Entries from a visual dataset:

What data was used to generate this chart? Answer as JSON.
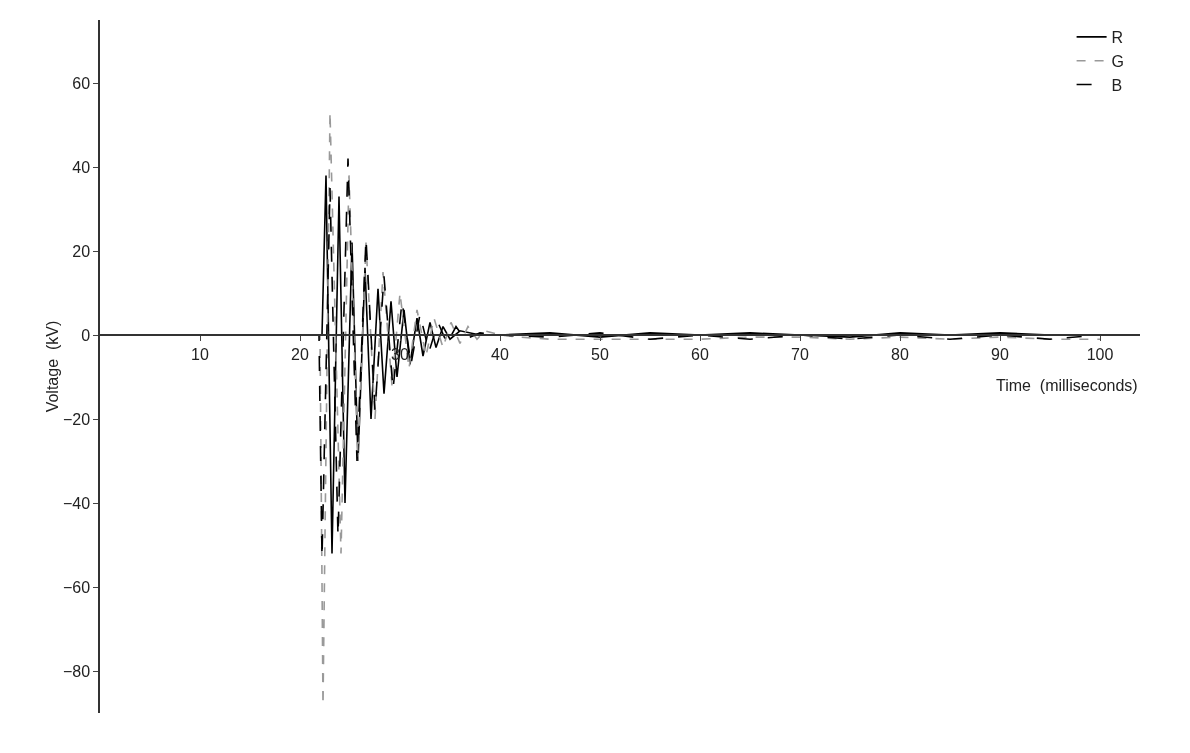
{
  "chart_data": {
    "type": "line",
    "xlabel": "Time  (milliseconds)",
    "ylabel": "Voltage  (kV)",
    "xlim": [
      0,
      104
    ],
    "ylim": [
      -90,
      75
    ],
    "xticks": [
      10,
      20,
      30,
      40,
      50,
      60,
      70,
      80,
      90,
      100
    ],
    "yticks": [
      -80,
      -60,
      -40,
      -20,
      0,
      20,
      40,
      60
    ],
    "grid": false,
    "legend": "top right",
    "marker": "none",
    "series": [
      {
        "name": "R",
        "color": "#000000",
        "line_style": "solid",
        "x": [
          0,
          22.2,
          22.6,
          23.2,
          23.9,
          24.5,
          25.2,
          25.8,
          26.5,
          27.1,
          27.8,
          28.4,
          29.1,
          29.7,
          30.4,
          31,
          31.7,
          32.3,
          33,
          33.6,
          34.3,
          35,
          36,
          38,
          40,
          45,
          50,
          55,
          60,
          65,
          70,
          75,
          80,
          85,
          90,
          95,
          100
        ],
        "values": [
          0,
          0,
          38,
          -52,
          33,
          -40,
          22,
          -30,
          16,
          -20,
          11,
          -14,
          8,
          -10,
          6,
          -7,
          4,
          -5,
          3,
          -3,
          2,
          -1,
          1,
          0,
          0,
          0.5,
          -0.5,
          0.5,
          0,
          0.5,
          0,
          -0.5,
          0.5,
          0,
          0.5,
          0,
          0
        ]
      },
      {
        "name": "G",
        "color": "#999999",
        "line_style": "dashed",
        "x": [
          0,
          22,
          22.3,
          23,
          24.1,
          24.9,
          25.8,
          26.6,
          27.5,
          28.3,
          29.2,
          30,
          30.9,
          31.7,
          32.6,
          33.4,
          34.3,
          35.1,
          36,
          36.8,
          37.7,
          38.5,
          40,
          42,
          45,
          50,
          55,
          60,
          65,
          70,
          75,
          80,
          85,
          90,
          95,
          100
        ],
        "values": [
          0,
          0,
          -88,
          53,
          -52,
          38,
          -30,
          22,
          -20,
          15,
          -12,
          10,
          -8,
          6,
          -5,
          4,
          -3,
          3,
          -2,
          2,
          -1,
          1,
          0,
          -0.5,
          -1,
          -1,
          -1,
          -1,
          -0.5,
          -0.5,
          -1,
          -0.5,
          -1,
          -0.5,
          -1,
          -1
        ]
      },
      {
        "name": "B",
        "color": "#000000",
        "line_style": "dashed",
        "x": [
          0,
          21.9,
          22.2,
          23,
          23.8,
          24.8,
          25.7,
          26.6,
          27.5,
          28.4,
          29.3,
          30.2,
          31.1,
          32,
          32.9,
          33.8,
          34.7,
          35.6,
          36.5,
          38,
          40,
          45,
          50,
          55,
          60,
          65,
          70,
          75,
          80,
          85,
          90,
          95,
          100
        ],
        "values": [
          0,
          0,
          -53,
          35,
          -48,
          42,
          -30,
          23,
          -18,
          14,
          -13,
          8,
          -7,
          5,
          -4,
          3,
          -2,
          2,
          -1,
          0.5,
          0,
          -0.5,
          0.5,
          -1,
          0,
          -1,
          0,
          -1,
          0,
          -1,
          0,
          -1,
          0
        ]
      }
    ]
  }
}
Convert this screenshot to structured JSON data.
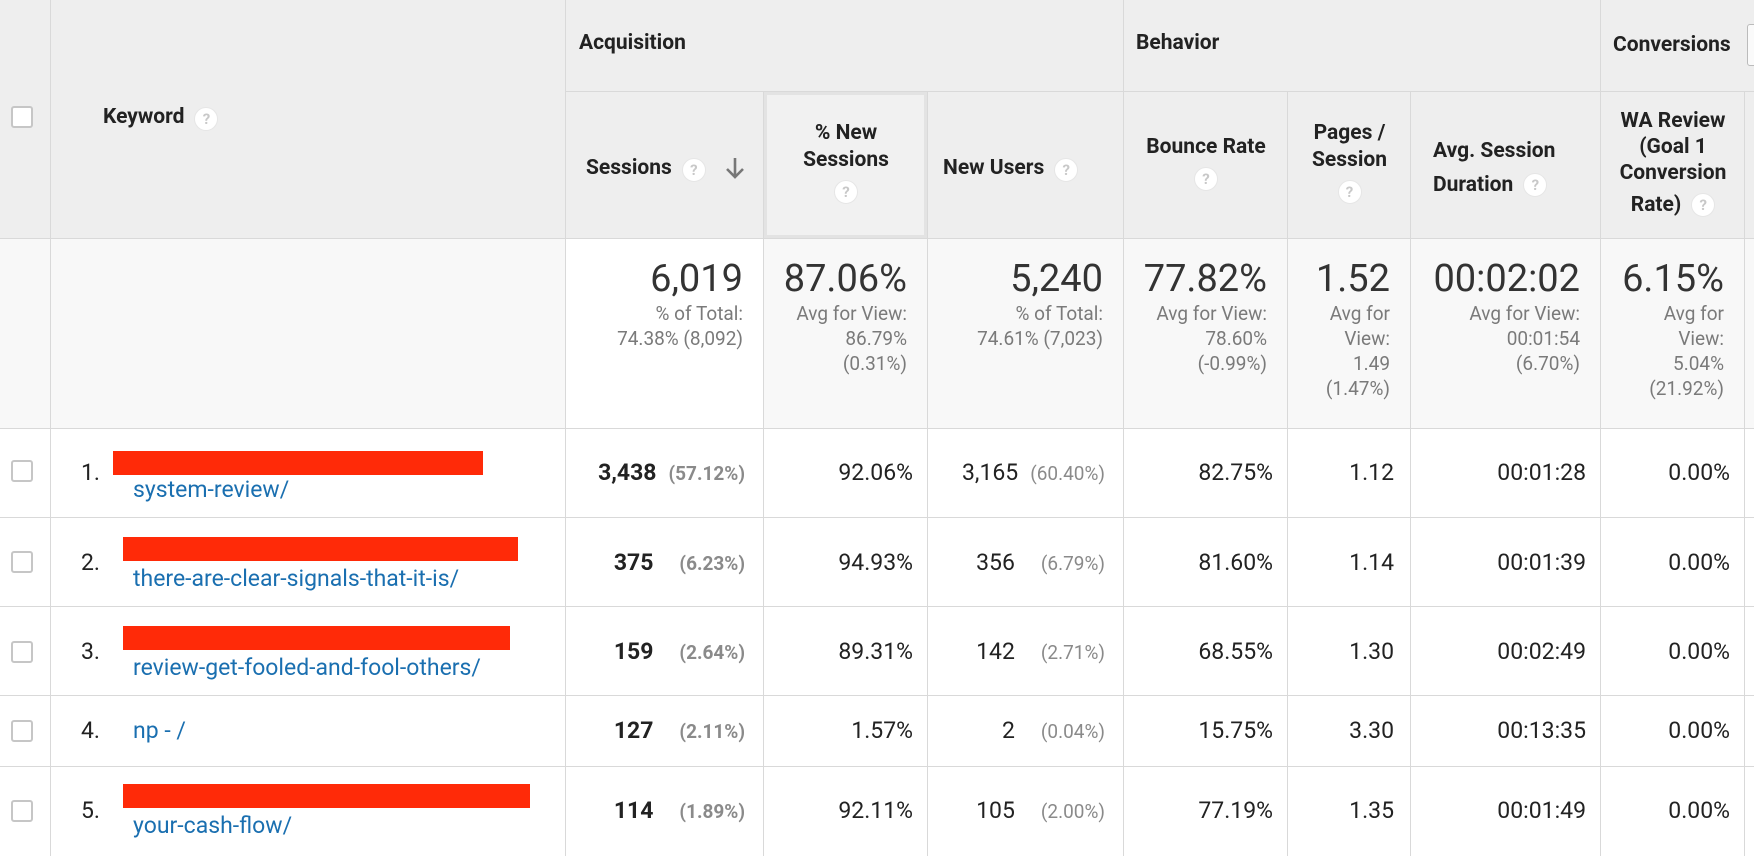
{
  "groups": {
    "acquisition": "Acquisition",
    "behavior": "Behavior",
    "conversions": "Conversions"
  },
  "columns": {
    "keyword": "Keyword",
    "sessions": "Sessions",
    "pct_new_sessions_1": "% New",
    "pct_new_sessions_2": "Sessions",
    "new_users": "New Users",
    "bounce_rate": "Bounce Rate",
    "pages_session_1": "Pages /",
    "pages_session_2": "Session",
    "avg_session_1": "Avg. Session",
    "avg_session_2": "Duration",
    "wa_review_1": "WA Review",
    "wa_review_2": "(Goal 1",
    "wa_review_3": "Conversion",
    "wa_review_4": "Rate)",
    "help": "?"
  },
  "totals": {
    "sessions": {
      "value": "6,019",
      "l1": "% of Total:",
      "l2": "74.38% (8,092)"
    },
    "pct_new": {
      "value": "87.06%",
      "l1": "Avg for View:",
      "l2": "86.79%",
      "l3": "(0.31%)"
    },
    "new_users": {
      "value": "5,240",
      "l1": "% of Total:",
      "l2": "74.61% (7,023)"
    },
    "bounce": {
      "value": "77.82%",
      "l1": "Avg for View:",
      "l2": "78.60%",
      "l3": "(-0.99%)"
    },
    "pages": {
      "value": "1.52",
      "l1": "Avg for",
      "l2": "View:",
      "l3": "1.49",
      "l4": "(1.47%)"
    },
    "duration": {
      "value": "00:02:02",
      "l1": "Avg for View:",
      "l2": "00:01:54",
      "l3": "(6.70%)"
    },
    "wa": {
      "value": "6.15%",
      "l1": "Avg for",
      "l2": "View:",
      "l3": "5.04%",
      "l4": "(21.92%)"
    }
  },
  "rows": [
    {
      "index": "1.",
      "keyword": "system-review/",
      "sessions": "3,438",
      "sessions_pct": "(57.12%)",
      "pct_new": "92.06%",
      "new_users": "3,165",
      "new_users_pct": "(60.40%)",
      "bounce": "82.75%",
      "pages": "1.12",
      "duration": "00:01:28",
      "wa": "0.00%"
    },
    {
      "index": "2.",
      "keyword": "there-are-clear-signals-that-it-is/",
      "sessions": "375",
      "sessions_pct": "(6.23%)",
      "pct_new": "94.93%",
      "new_users": "356",
      "new_users_pct": "(6.79%)",
      "bounce": "81.60%",
      "pages": "1.14",
      "duration": "00:01:39",
      "wa": "0.00%"
    },
    {
      "index": "3.",
      "keyword": "review-get-fooled-and-fool-others/",
      "sessions": "159",
      "sessions_pct": "(2.64%)",
      "pct_new": "89.31%",
      "new_users": "142",
      "new_users_pct": "(2.71%)",
      "bounce": "68.55%",
      "pages": "1.30",
      "duration": "00:02:49",
      "wa": "0.00%"
    },
    {
      "index": "4.",
      "keyword": "np - /",
      "sessions": "127",
      "sessions_pct": "(2.11%)",
      "pct_new": "1.57%",
      "new_users": "2",
      "new_users_pct": "(0.04%)",
      "bounce": "15.75%",
      "pages": "3.30",
      "duration": "00:13:35",
      "wa": "0.00%"
    },
    {
      "index": "5.",
      "keyword": "your-cash-flow/",
      "sessions": "114",
      "sessions_pct": "(1.89%)",
      "pct_new": "92.11%",
      "new_users": "105",
      "new_users_pct": "(2.00%)",
      "bounce": "77.19%",
      "pages": "1.35",
      "duration": "00:01:49",
      "wa": "0.00%"
    }
  ],
  "colors": {
    "header_bg": "#eeeeee",
    "link": "#1a6fb0",
    "redaction": "#ff2a08",
    "border": "#d9d9d9"
  },
  "icons": {
    "help": "help-circle-icon",
    "sort": "arrow-down-icon"
  }
}
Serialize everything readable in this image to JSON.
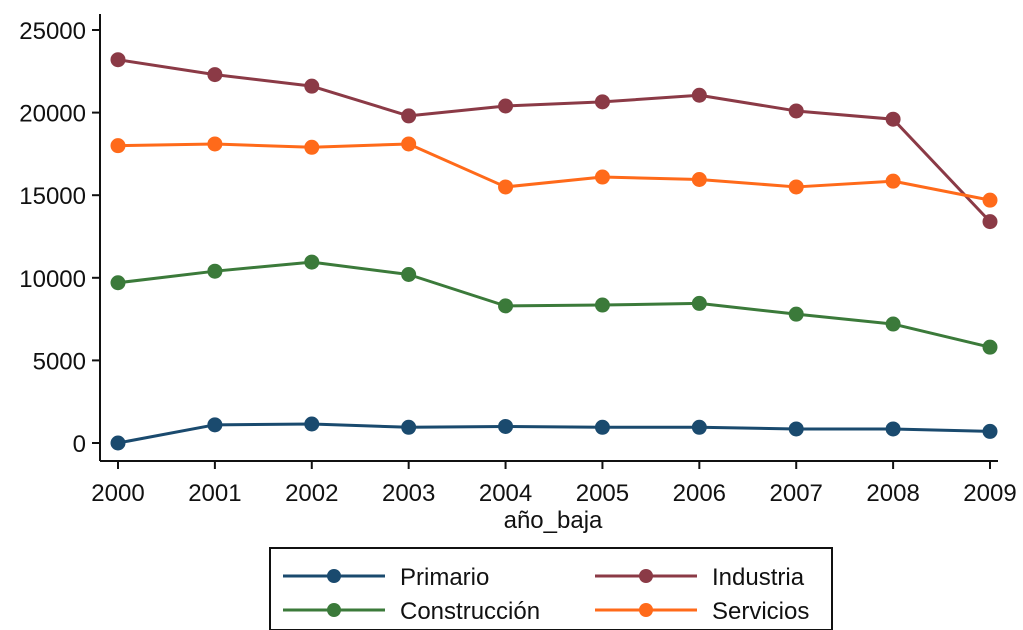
{
  "chart_data": {
    "type": "line",
    "title": "",
    "xlabel": "año_baja",
    "ylabel": "",
    "x": [
      2000,
      2001,
      2002,
      2003,
      2004,
      2005,
      2006,
      2007,
      2008,
      2009
    ],
    "xlim": [
      2000,
      2009
    ],
    "ylim": [
      0,
      25000
    ],
    "yticks": [
      0,
      5000,
      10000,
      15000,
      20000,
      25000
    ],
    "grid": false,
    "legend_position": "bottom",
    "series": [
      {
        "name": "Primario",
        "color": "#1a4a6e",
        "values": [
          0,
          1100,
          1150,
          950,
          1000,
          950,
          950,
          850,
          850,
          700
        ]
      },
      {
        "name": "Industria",
        "color": "#8b3a46",
        "values": [
          23200,
          22300,
          21600,
          19800,
          20400,
          20650,
          21050,
          20100,
          19600,
          13400
        ]
      },
      {
        "name": "Construcción",
        "color": "#3b7a3a",
        "values": [
          9700,
          10400,
          10950,
          10200,
          8300,
          8350,
          8450,
          7800,
          7200,
          5800
        ]
      },
      {
        "name": "Servicios",
        "color": "#ff6a1a",
        "values": [
          18000,
          18100,
          17900,
          18100,
          15500,
          16100,
          15950,
          15500,
          15850,
          14700
        ]
      }
    ]
  }
}
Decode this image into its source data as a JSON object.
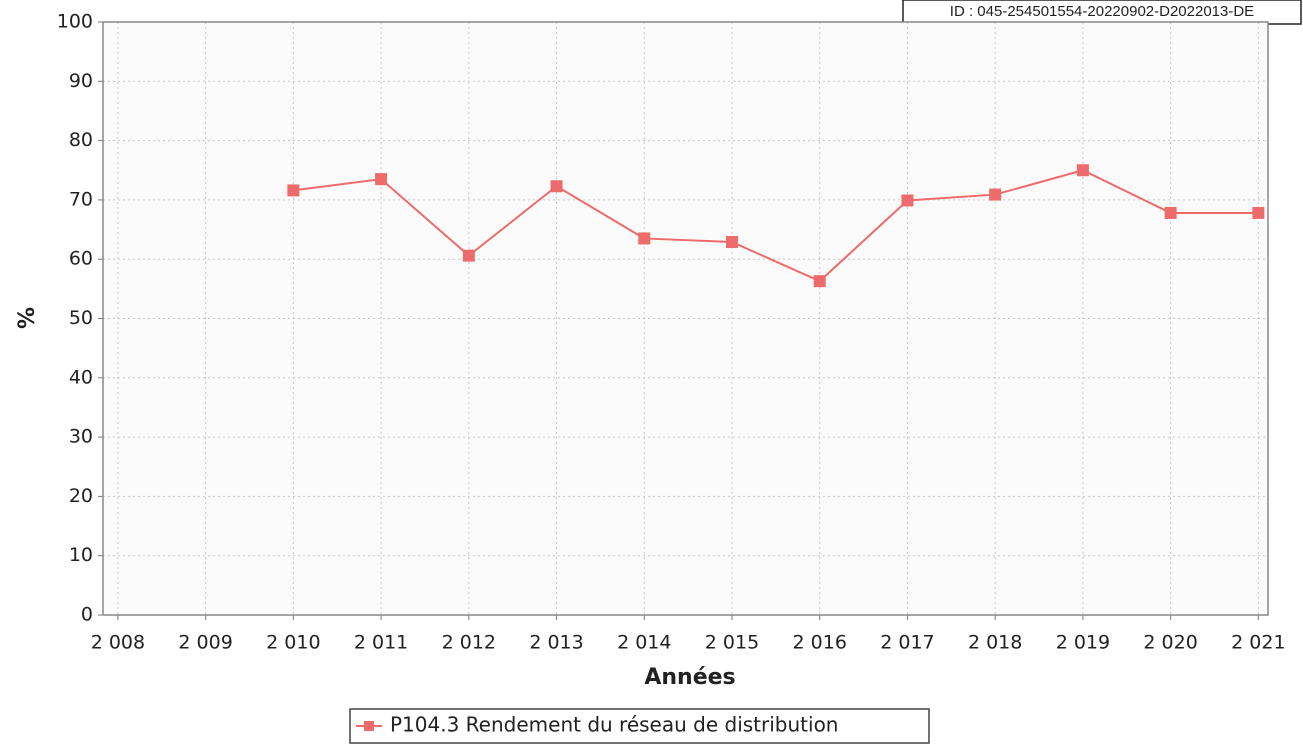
{
  "chart_data": {
    "type": "line",
    "stamp": "ID : 045-254501554-20220902-D2022013-DE",
    "x_label": "Années",
    "y_label": "%",
    "x": [
      2010,
      2011,
      2012,
      2013,
      2014,
      2015,
      2016,
      2017,
      2018,
      2019,
      2020,
      2021
    ],
    "series": [
      {
        "name": "P104.3 Rendement du réseau de distribution",
        "color": "#ee6b6b",
        "values": [
          71.6,
          73.5,
          60.6,
          72.3,
          63.5,
          62.9,
          56.3,
          69.9,
          70.9,
          75.0,
          67.8,
          67.8
        ]
      }
    ],
    "xlim": [
      2007.83,
      2021.11
    ],
    "xticks": [
      {
        "value": 2008,
        "label": "2 008"
      },
      {
        "value": 2009,
        "label": "2 009"
      },
      {
        "value": 2010,
        "label": "2 010"
      },
      {
        "value": 2011,
        "label": "2 011"
      },
      {
        "value": 2012,
        "label": "2 012"
      },
      {
        "value": 2013,
        "label": "2 013"
      },
      {
        "value": 2014,
        "label": "2 014"
      },
      {
        "value": 2015,
        "label": "2 015"
      },
      {
        "value": 2016,
        "label": "2 016"
      },
      {
        "value": 2017,
        "label": "2 017"
      },
      {
        "value": 2018,
        "label": "2 018"
      },
      {
        "value": 2019,
        "label": "2 019"
      },
      {
        "value": 2020,
        "label": "2 020"
      },
      {
        "value": 2021,
        "label": "2 021"
      }
    ],
    "ylim": [
      0,
      100
    ],
    "yticks": [
      0,
      10,
      20,
      30,
      40,
      50,
      60,
      70,
      80,
      90,
      100
    ],
    "grid": true,
    "legend": "bottom"
  }
}
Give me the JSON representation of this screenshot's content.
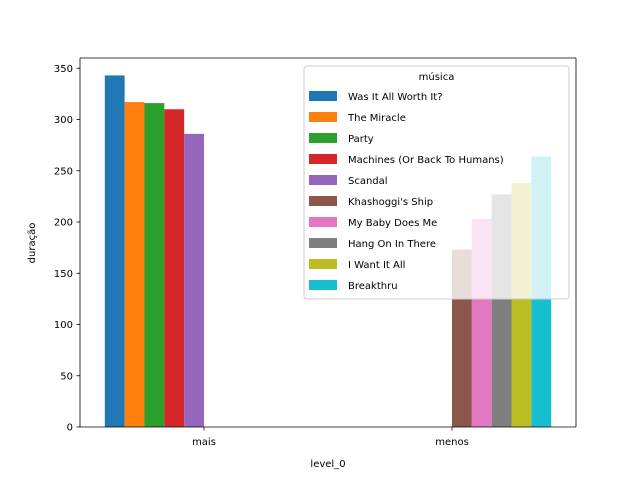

Your goal -
Of the lines above, copy each that contains "bottom".

Answer for this exercise -
    "legend_position": "bottom",
    "legend": "bottom"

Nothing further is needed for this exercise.